-- Goal --
Search the material for the string "Potassium", then return every line where it is found.

Items from a dataset:
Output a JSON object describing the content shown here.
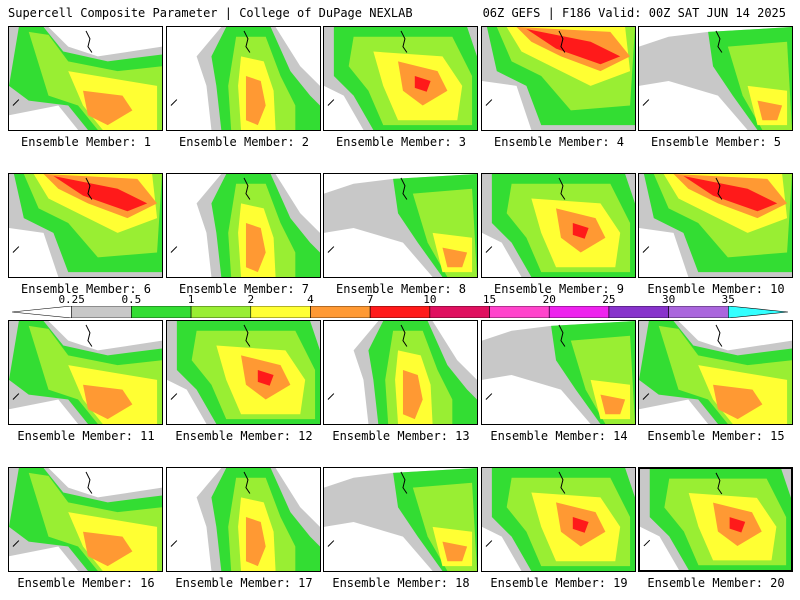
{
  "header": {
    "left": "Supercell Composite Parameter | College of DuPage NEXLAB",
    "right": "06Z GEFS | F186 Valid: 00Z SAT JUN 14 2025"
  },
  "legend": {
    "ticks": [
      "0.25",
      "0.5",
      "1",
      "2",
      "4",
      "7",
      "10",
      "15",
      "20",
      "25",
      "30",
      "35"
    ],
    "colors": [
      "#ffffff",
      "#c8c8c8",
      "#33dd33",
      "#99ee33",
      "#ffff33",
      "#ff9933",
      "#ff1a1a",
      "#e01060",
      "#ff44cc",
      "#ee22ee",
      "#8833cc",
      "#aa66dd",
      "#33ffff"
    ]
  },
  "panels": [
    {
      "label": "Ensemble Member: 1",
      "pattern": 0
    },
    {
      "label": "Ensemble Member: 2",
      "pattern": 1
    },
    {
      "label": "Ensemble Member: 3",
      "pattern": 2
    },
    {
      "label": "Ensemble Member: 4",
      "pattern": 3
    },
    {
      "label": "Ensemble Member: 5",
      "pattern": 4
    },
    {
      "label": "Ensemble Member: 6",
      "pattern": 3
    },
    {
      "label": "Ensemble Member: 7",
      "pattern": 1
    },
    {
      "label": "Ensemble Member: 8",
      "pattern": 4
    },
    {
      "label": "Ensemble Member: 9",
      "pattern": 2
    },
    {
      "label": "Ensemble Member: 10",
      "pattern": 3
    },
    {
      "label": "Ensemble Member: 11",
      "pattern": 0
    },
    {
      "label": "Ensemble Member: 12",
      "pattern": 2
    },
    {
      "label": "Ensemble Member: 13",
      "pattern": 1
    },
    {
      "label": "Ensemble Member: 14",
      "pattern": 4
    },
    {
      "label": "Ensemble Member: 15",
      "pattern": 0
    },
    {
      "label": "Ensemble Member: 16",
      "pattern": 0
    },
    {
      "label": "Ensemble Member: 17",
      "pattern": 1
    },
    {
      "label": "Ensemble Member: 18",
      "pattern": 4
    },
    {
      "label": "Ensemble Member: 19",
      "pattern": 2
    },
    {
      "label": "Ensemble Member: 20",
      "pattern": 2,
      "selected": true
    }
  ]
}
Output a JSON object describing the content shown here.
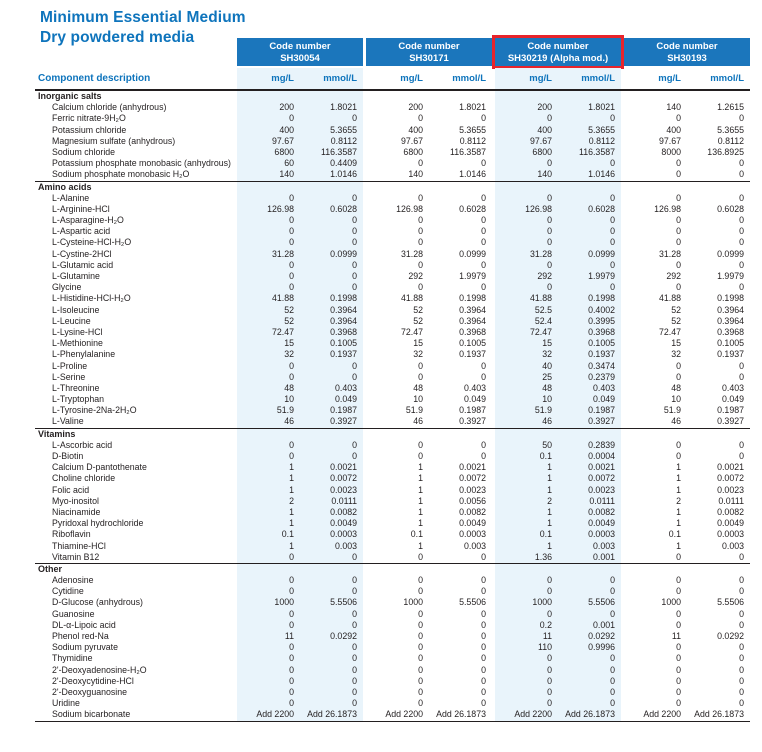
{
  "title": {
    "line1": "Minimum Essential Medium",
    "line2": "Dry powdered media"
  },
  "colors": {
    "header_blue": "#1B76BC",
    "title_blue": "#0E74BC",
    "stripe_blue": "#E9F4FB",
    "highlight_red": "#E8242B",
    "text_dark": "#231F20"
  },
  "table": {
    "component_header": "Component description",
    "code_label": "Code number",
    "unit_headers": [
      "mg/L",
      "mmol/L"
    ],
    "columns": [
      {
        "code": "SH30054",
        "highlighted": false,
        "shaded": true
      },
      {
        "code": "SH30171",
        "highlighted": false,
        "shaded": false
      },
      {
        "code": "SH30219 (Alpha mod.)",
        "highlighted": true,
        "shaded": true
      },
      {
        "code": "SH30193",
        "highlighted": false,
        "shaded": false
      }
    ],
    "sections": [
      {
        "name": "Inorganic salts",
        "rows": [
          {
            "component": "Calcium chloride (anhydrous)",
            "values": [
              "200",
              "1.8021",
              "200",
              "1.8021",
              "200",
              "1.8021",
              "140",
              "1.2615"
            ]
          },
          {
            "component": "Ferric nitrate-9H₂O",
            "values": [
              "0",
              "0",
              "0",
              "0",
              "0",
              "0",
              "0",
              "0"
            ]
          },
          {
            "component": "Potassium chloride",
            "values": [
              "400",
              "5.3655",
              "400",
              "5.3655",
              "400",
              "5.3655",
              "400",
              "5.3655"
            ]
          },
          {
            "component": "Magnesium sulfate (anhydrous)",
            "values": [
              "97.67",
              "0.8112",
              "97.67",
              "0.8112",
              "97.67",
              "0.8112",
              "97.67",
              "0.8112"
            ]
          },
          {
            "component": "Sodium chloride",
            "values": [
              "6800",
              "116.3587",
              "6800",
              "116.3587",
              "6800",
              "116.3587",
              "8000",
              "136.8925"
            ]
          },
          {
            "component": "Potassium phosphate monobasic (anhydrous)",
            "values": [
              "60",
              "0.4409",
              "0",
              "0",
              "0",
              "0",
              "0",
              "0"
            ]
          },
          {
            "component": "Sodium phosphate monobasic H₂O",
            "values": [
              "140",
              "1.0146",
              "140",
              "1.0146",
              "140",
              "1.0146",
              "0",
              "0"
            ]
          }
        ]
      },
      {
        "name": "Amino acids",
        "rows": [
          {
            "component": "L-Alanine",
            "values": [
              "0",
              "0",
              "0",
              "0",
              "0",
              "0",
              "0",
              "0"
            ]
          },
          {
            "component": "L-Arginine-HCl",
            "values": [
              "126.98",
              "0.6028",
              "126.98",
              "0.6028",
              "126.98",
              "0.6028",
              "126.98",
              "0.6028"
            ]
          },
          {
            "component": "L-Asparagine-H₂O",
            "values": [
              "0",
              "0",
              "0",
              "0",
              "0",
              "0",
              "0",
              "0"
            ]
          },
          {
            "component": "L-Aspartic acid",
            "values": [
              "0",
              "0",
              "0",
              "0",
              "0",
              "0",
              "0",
              "0"
            ]
          },
          {
            "component": "L-Cysteine-HCl-H₂O",
            "values": [
              "0",
              "0",
              "0",
              "0",
              "0",
              "0",
              "0",
              "0"
            ]
          },
          {
            "component": "L-Cystine-2HCl",
            "values": [
              "31.28",
              "0.0999",
              "31.28",
              "0.0999",
              "31.28",
              "0.0999",
              "31.28",
              "0.0999"
            ]
          },
          {
            "component": "L-Glutamic acid",
            "values": [
              "0",
              "0",
              "0",
              "0",
              "0",
              "0",
              "0",
              "0"
            ]
          },
          {
            "component": "L-Glutamine",
            "values": [
              "0",
              "0",
              "292",
              "1.9979",
              "292",
              "1.9979",
              "292",
              "1.9979"
            ]
          },
          {
            "component": "Glycine",
            "values": [
              "0",
              "0",
              "0",
              "0",
              "0",
              "0",
              "0",
              "0"
            ]
          },
          {
            "component": "L-Histidine-HCl-H₂O",
            "values": [
              "41.88",
              "0.1998",
              "41.88",
              "0.1998",
              "41.88",
              "0.1998",
              "41.88",
              "0.1998"
            ]
          },
          {
            "component": "L-Isoleucine",
            "values": [
              "52",
              "0.3964",
              "52",
              "0.3964",
              "52.5",
              "0.4002",
              "52",
              "0.3964"
            ]
          },
          {
            "component": "L-Leucine",
            "values": [
              "52",
              "0.3964",
              "52",
              "0.3964",
              "52.4",
              "0.3995",
              "52",
              "0.3964"
            ]
          },
          {
            "component": "L-Lysine-HCl",
            "values": [
              "72.47",
              "0.3968",
              "72.47",
              "0.3968",
              "72.47",
              "0.3968",
              "72.47",
              "0.3968"
            ]
          },
          {
            "component": "L-Methionine",
            "values": [
              "15",
              "0.1005",
              "15",
              "0.1005",
              "15",
              "0.1005",
              "15",
              "0.1005"
            ]
          },
          {
            "component": "L-Phenylalanine",
            "values": [
              "32",
              "0.1937",
              "32",
              "0.1937",
              "32",
              "0.1937",
              "32",
              "0.1937"
            ]
          },
          {
            "component": "L-Proline",
            "values": [
              "0",
              "0",
              "0",
              "0",
              "40",
              "0.3474",
              "0",
              "0"
            ]
          },
          {
            "component": "L-Serine",
            "values": [
              "0",
              "0",
              "0",
              "0",
              "25",
              "0.2379",
              "0",
              "0"
            ]
          },
          {
            "component": "L-Threonine",
            "values": [
              "48",
              "0.403",
              "48",
              "0.403",
              "48",
              "0.403",
              "48",
              "0.403"
            ]
          },
          {
            "component": "L-Tryptophan",
            "values": [
              "10",
              "0.049",
              "10",
              "0.049",
              "10",
              "0.049",
              "10",
              "0.049"
            ]
          },
          {
            "component": "L-Tyrosine-2Na-2H₂O",
            "values": [
              "51.9",
              "0.1987",
              "51.9",
              "0.1987",
              "51.9",
              "0.1987",
              "51.9",
              "0.1987"
            ]
          },
          {
            "component": "L-Valine",
            "values": [
              "46",
              "0.3927",
              "46",
              "0.3927",
              "46",
              "0.3927",
              "46",
              "0.3927"
            ]
          }
        ]
      },
      {
        "name": "Vitamins",
        "rows": [
          {
            "component": "L-Ascorbic acid",
            "values": [
              "0",
              "0",
              "0",
              "0",
              "50",
              "0.2839",
              "0",
              "0"
            ]
          },
          {
            "component": "D-Biotin",
            "values": [
              "0",
              "0",
              "0",
              "0",
              "0.1",
              "0.0004",
              "0",
              "0"
            ]
          },
          {
            "component": "Calcium D-pantothenate",
            "values": [
              "1",
              "0.0021",
              "1",
              "0.0021",
              "1",
              "0.0021",
              "1",
              "0.0021"
            ]
          },
          {
            "component": "Choline chloride",
            "values": [
              "1",
              "0.0072",
              "1",
              "0.0072",
              "1",
              "0.0072",
              "1",
              "0.0072"
            ]
          },
          {
            "component": "Folic acid",
            "values": [
              "1",
              "0.0023",
              "1",
              "0.0023",
              "1",
              "0.0023",
              "1",
              "0.0023"
            ]
          },
          {
            "component": "Myo-inositol",
            "values": [
              "2",
              "0.0111",
              "1",
              "0.0056",
              "2",
              "0.0111",
              "2",
              "0.0111"
            ]
          },
          {
            "component": "Niacinamide",
            "values": [
              "1",
              "0.0082",
              "1",
              "0.0082",
              "1",
              "0.0082",
              "1",
              "0.0082"
            ]
          },
          {
            "component": "Pyridoxal hydrochloride",
            "values": [
              "1",
              "0.0049",
              "1",
              "0.0049",
              "1",
              "0.0049",
              "1",
              "0.0049"
            ]
          },
          {
            "component": "Riboflavin",
            "values": [
              "0.1",
              "0.0003",
              "0.1",
              "0.0003",
              "0.1",
              "0.0003",
              "0.1",
              "0.0003"
            ]
          },
          {
            "component": "Thiamine-HCl",
            "values": [
              "1",
              "0.003",
              "1",
              "0.003",
              "1",
              "0.003",
              "1",
              "0.003"
            ]
          },
          {
            "component": "Vitamin B12",
            "values": [
              "0",
              "0",
              "0",
              "0",
              "1.36",
              "0.001",
              "0",
              "0"
            ]
          }
        ]
      },
      {
        "name": "Other",
        "rows": [
          {
            "component": "Adenosine",
            "values": [
              "0",
              "0",
              "0",
              "0",
              "0",
              "0",
              "0",
              "0"
            ]
          },
          {
            "component": "Cytidine",
            "values": [
              "0",
              "0",
              "0",
              "0",
              "0",
              "0",
              "0",
              "0"
            ]
          },
          {
            "component": "D-Glucose (anhydrous)",
            "values": [
              "1000",
              "5.5506",
              "1000",
              "5.5506",
              "1000",
              "5.5506",
              "1000",
              "5.5506"
            ]
          },
          {
            "component": "Guanosine",
            "values": [
              "0",
              "0",
              "0",
              "0",
              "0",
              "0",
              "0",
              "0"
            ]
          },
          {
            "component": "DL-α-Lipoic acid",
            "values": [
              "0",
              "0",
              "0",
              "0",
              "0.2",
              "0.001",
              "0",
              "0"
            ]
          },
          {
            "component": "Phenol red-Na",
            "values": [
              "11",
              "0.0292",
              "0",
              "0",
              "11",
              "0.0292",
              "11",
              "0.0292"
            ]
          },
          {
            "component": "Sodium pyruvate",
            "values": [
              "0",
              "0",
              "0",
              "0",
              "110",
              "0.9996",
              "0",
              "0"
            ]
          },
          {
            "component": "Thymidine",
            "values": [
              "0",
              "0",
              "0",
              "0",
              "0",
              "0",
              "0",
              "0"
            ]
          },
          {
            "component": "2'-Deoxyadenosine-H₂O",
            "values": [
              "0",
              "0",
              "0",
              "0",
              "0",
              "0",
              "0",
              "0"
            ]
          },
          {
            "component": "2'-Deoxycytidine-HCl",
            "values": [
              "0",
              "0",
              "0",
              "0",
              "0",
              "0",
              "0",
              "0"
            ]
          },
          {
            "component": "2'-Deoxyguanosine",
            "values": [
              "0",
              "0",
              "0",
              "0",
              "0",
              "0",
              "0",
              "0"
            ]
          },
          {
            "component": "Uridine",
            "values": [
              "0",
              "0",
              "0",
              "0",
              "0",
              "0",
              "0",
              "0"
            ]
          },
          {
            "component": "Sodium bicarbonate",
            "values": [
              "Add 2200",
              "Add 26.1873",
              "Add 2200",
              "Add 26.1873",
              "Add 2200",
              "Add 26.1873",
              "Add 2200",
              "Add 26.1873"
            ]
          }
        ]
      }
    ]
  }
}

-- Response --
            "component": "Potassium chloride",
            "component": "Potassium phosphate monobasic (anhydrous)",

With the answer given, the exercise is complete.